TASK DATA:
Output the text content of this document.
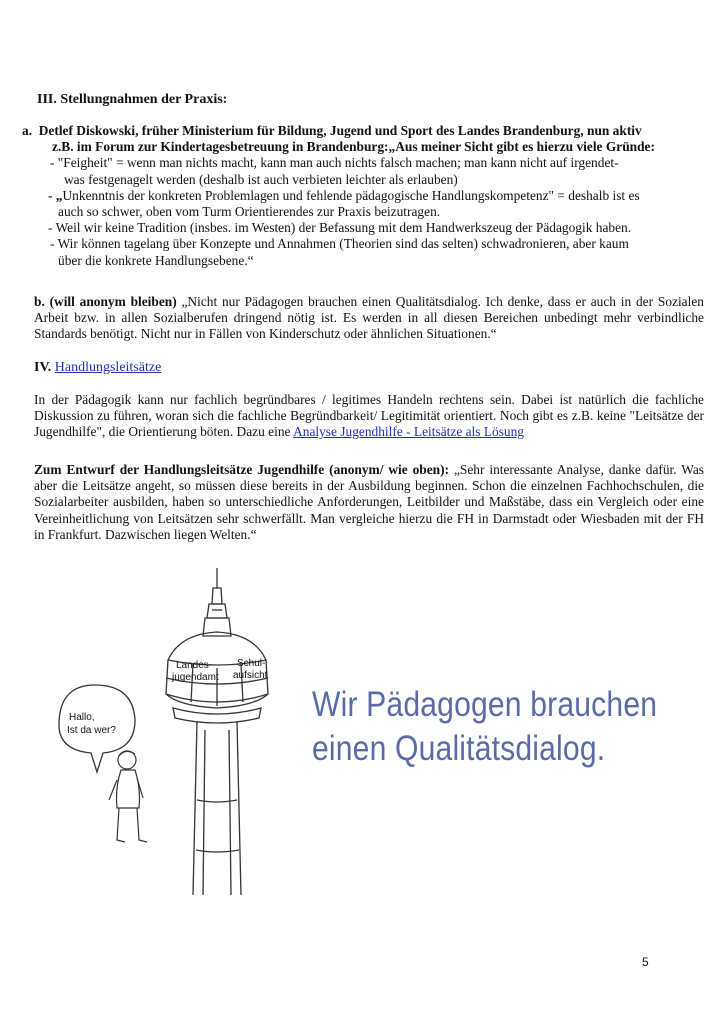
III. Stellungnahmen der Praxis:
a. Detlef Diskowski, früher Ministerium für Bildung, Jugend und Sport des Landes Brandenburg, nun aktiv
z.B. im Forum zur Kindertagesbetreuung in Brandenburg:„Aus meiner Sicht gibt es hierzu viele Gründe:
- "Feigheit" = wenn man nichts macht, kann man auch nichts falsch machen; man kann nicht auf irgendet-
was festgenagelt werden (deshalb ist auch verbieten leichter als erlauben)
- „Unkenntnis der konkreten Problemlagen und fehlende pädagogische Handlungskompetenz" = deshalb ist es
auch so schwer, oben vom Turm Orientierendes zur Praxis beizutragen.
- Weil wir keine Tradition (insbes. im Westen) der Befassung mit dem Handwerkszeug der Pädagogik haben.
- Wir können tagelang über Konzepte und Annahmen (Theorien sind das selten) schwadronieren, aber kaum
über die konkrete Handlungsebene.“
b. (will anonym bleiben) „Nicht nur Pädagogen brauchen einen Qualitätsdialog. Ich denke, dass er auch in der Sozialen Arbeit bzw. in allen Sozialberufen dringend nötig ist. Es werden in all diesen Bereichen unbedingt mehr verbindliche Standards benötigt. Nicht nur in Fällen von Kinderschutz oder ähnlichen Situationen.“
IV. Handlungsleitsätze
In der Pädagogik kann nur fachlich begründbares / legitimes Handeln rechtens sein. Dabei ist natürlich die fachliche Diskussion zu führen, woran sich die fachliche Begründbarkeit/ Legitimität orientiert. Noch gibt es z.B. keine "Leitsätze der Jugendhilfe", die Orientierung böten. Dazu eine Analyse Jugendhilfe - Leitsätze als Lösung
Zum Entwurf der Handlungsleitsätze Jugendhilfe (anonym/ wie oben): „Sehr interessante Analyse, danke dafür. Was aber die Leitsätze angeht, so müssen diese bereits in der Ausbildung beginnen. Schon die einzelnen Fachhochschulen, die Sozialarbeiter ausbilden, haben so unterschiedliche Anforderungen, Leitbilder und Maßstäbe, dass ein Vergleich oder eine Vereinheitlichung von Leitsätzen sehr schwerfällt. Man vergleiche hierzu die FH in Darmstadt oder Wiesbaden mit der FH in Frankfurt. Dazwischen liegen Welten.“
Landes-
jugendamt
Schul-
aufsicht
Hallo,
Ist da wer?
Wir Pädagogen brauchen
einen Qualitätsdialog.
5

EXERCISE DIRECTIONS:
Each line of the material must be retyped exactly, except that images are omitted.

OUTPUT FOR THIS EXERCISE:
Output the text content of this document.
III. Stellungnahmen der Praxis:
a. Detlef Diskowski, früher Ministerium für Bildung, Jugend und Sport des Landes Brandenburg, nun aktiv
z.B. im Forum zur Kindertagesbetreuung in Brandenburg:„Aus meiner Sicht gibt es hierzu viele Gründe:
- "Feigheit" = wenn man nichts macht, kann man auch nichts falsch machen; man kann nicht auf irgendet-
was festgenagelt werden (deshalb ist auch verbieten leichter als erlauben)
- „Unkenntnis der konkreten Problemlagen und fehlende pädagogische Handlungskompetenz" = deshalb ist es
auch so schwer, oben vom Turm Orientierendes zur Praxis beizutragen.
- Weil wir keine Tradition (insbes. im Westen) der Befassung mit dem Handwerkszeug der Pädagogik haben.
- Wir können tagelang über Konzepte und Annahmen (Theorien sind das selten) schwadronieren, aber kaum
über die konkrete Handlungsebene.“
b. (will anonym bleiben) „Nicht nur Pädagogen brauchen einen Qualitätsdialog. Ich denke, dass er auch in der Sozialen Arbeit bzw. in allen Sozialberufen dringend nötig ist. Es werden in all diesen Bereichen unbedingt mehr verbindliche Standards benötigt. Nicht nur in Fällen von Kinderschutz oder ähnlichen Situationen.“
IV. Handlungsleitsätze
In der Pädagogik kann nur fachlich begründbares / legitimes Handeln rechtens sein. Dabei ist natürlich die fachliche Diskussion zu führen, woran sich die fachliche Begründbarkeit/ Legitimität orientiert. Noch gibt es z.B. keine "Leitsätze der Jugendhilfe", die Orientierung böten. Dazu eine Analyse Jugendhilfe - Leitsätze als Lösung
Zum Entwurf der Handlungsleitsätze Jugendhilfe (anonym/ wie oben): „Sehr interessante Analyse, danke dafür. Was aber die Leitsätze angeht, so müssen diese bereits in der Ausbildung beginnen. Schon die einzelnen Fachhochschulen, die Sozialarbeiter ausbilden, haben so unterschiedliche Anforderungen, Leitbilder und Maßstäbe, dass ein Vergleich oder eine Vereinheitlichung von Leitsätzen sehr schwerfällt. Man vergleiche hierzu die FH in Darmstadt oder Wiesbaden mit der FH in Frankfurt. Dazwischen liegen Welten.“
Landes-
jugendamt
Schul-
aufsicht
Hallo,
Ist da wer?
Wir Pädagogen brauchen
einen Qualitätsdialog.
5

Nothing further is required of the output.